• **Information given**:
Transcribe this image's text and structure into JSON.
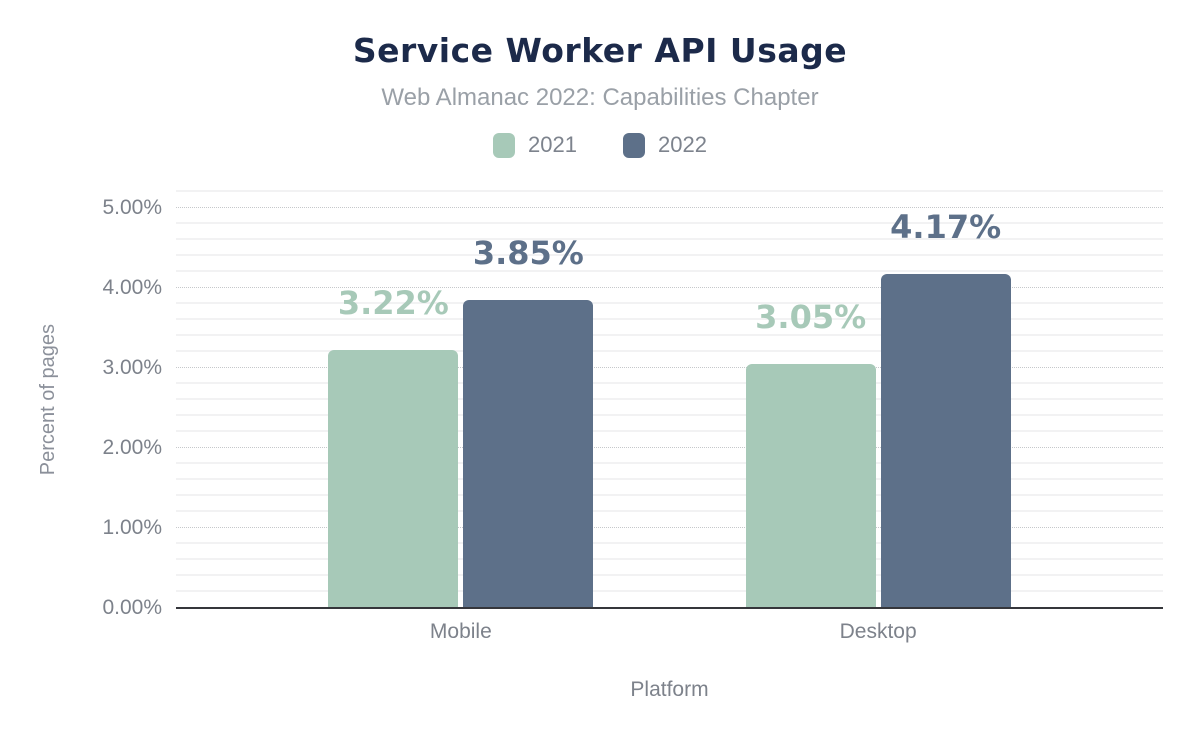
{
  "chart_data": {
    "type": "bar",
    "title": "Service Worker API Usage",
    "subtitle": "Web Almanac 2022: Capabilities Chapter",
    "xlabel": "Platform",
    "ylabel": "Percent of pages",
    "categories": [
      "Mobile",
      "Desktop"
    ],
    "series": [
      {
        "name": "2021",
        "color": "#a7c9b8",
        "values": [
          3.22,
          3.05
        ],
        "data_labels": [
          "3.22%",
          "3.05%"
        ]
      },
      {
        "name": "2022",
        "color": "#5d7089",
        "values": [
          3.85,
          4.17
        ],
        "data_labels": [
          "3.85%",
          "4.17%"
        ]
      }
    ],
    "ylim": [
      0,
      5
    ],
    "ytick_step": 1,
    "minor_tick_step": 0.2,
    "ytick_labels": [
      "0.00%",
      "1.00%",
      "2.00%",
      "3.00%",
      "4.00%",
      "5.00%"
    ],
    "grid": "horizontal-major-dotted-with-minor",
    "legend_position": "top"
  },
  "colors": {
    "title_text": "#1c2a4a",
    "subtitle_text": "#9aa0a7",
    "axis_tick_text": "#7d828b",
    "axis_title_text": "#8b909a",
    "legend_text": "#7d838d",
    "major_gridline": "#c6c8cb",
    "minor_gridline": "#f2f2f3",
    "baseline": "#35363b",
    "background": "#ffffff",
    "series_2021": "#a7c9b8",
    "series_2022": "#5d7089"
  }
}
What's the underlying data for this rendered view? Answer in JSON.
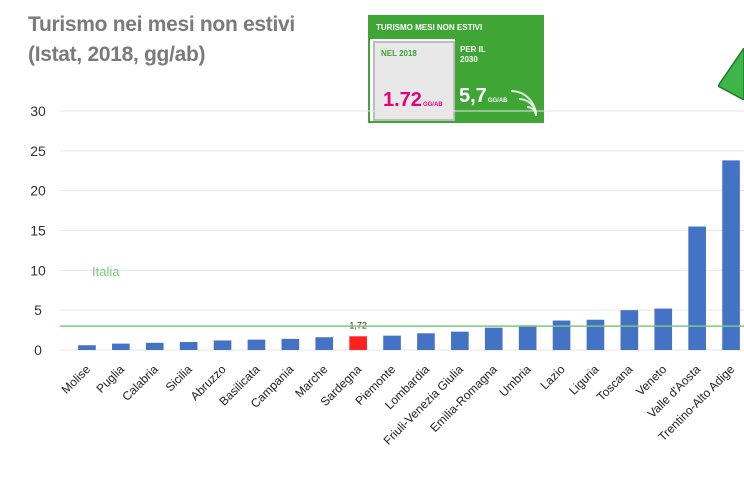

• **Task prompt**:
Return each line exactly as written. Any picture gets left out.

• **Response for this exercise**:
Transcribe this image's text and structure into JSON.
{
  "chart_data": {
    "type": "bar",
    "title": "Service Worker API Usage",
    "subtitle": "Web Almanac 2022: Capabilities Chapter",
    "xlabel": "Platform",
    "ylabel": "Percent of pages",
    "categories": [
      "Mobile",
      "Desktop"
    ],
    "series": [
      {
        "name": "2021",
        "color": "#a7c9b8",
        "values": [
          3.22,
          3.05
        ],
        "data_labels": [
          "3.22%",
          "3.05%"
        ]
      },
      {
        "name": "2022",
        "color": "#5d7089",
        "values": [
          3.85,
          4.17
        ],
        "data_labels": [
          "3.85%",
          "4.17%"
        ]
      }
    ],
    "ylim": [
      0,
      5
    ],
    "ytick_step": 1,
    "minor_tick_step": 0.2,
    "ytick_labels": [
      "0.00%",
      "1.00%",
      "2.00%",
      "3.00%",
      "4.00%",
      "5.00%"
    ],
    "grid": "horizontal-major-dotted-with-minor",
    "legend_position": "top"
  },
  "colors": {
    "title_text": "#1c2a4a",
    "subtitle_text": "#9aa0a7",
    "axis_tick_text": "#7d828b",
    "axis_title_text": "#8b909a",
    "legend_text": "#7d838d",
    "major_gridline": "#c6c8cb",
    "minor_gridline": "#f2f2f3",
    "baseline": "#35363b",
    "background": "#ffffff",
    "series_2021": "#a7c9b8",
    "series_2022": "#5d7089"
  }
}
What's the underlying data for this rendered view? Answer in JSON.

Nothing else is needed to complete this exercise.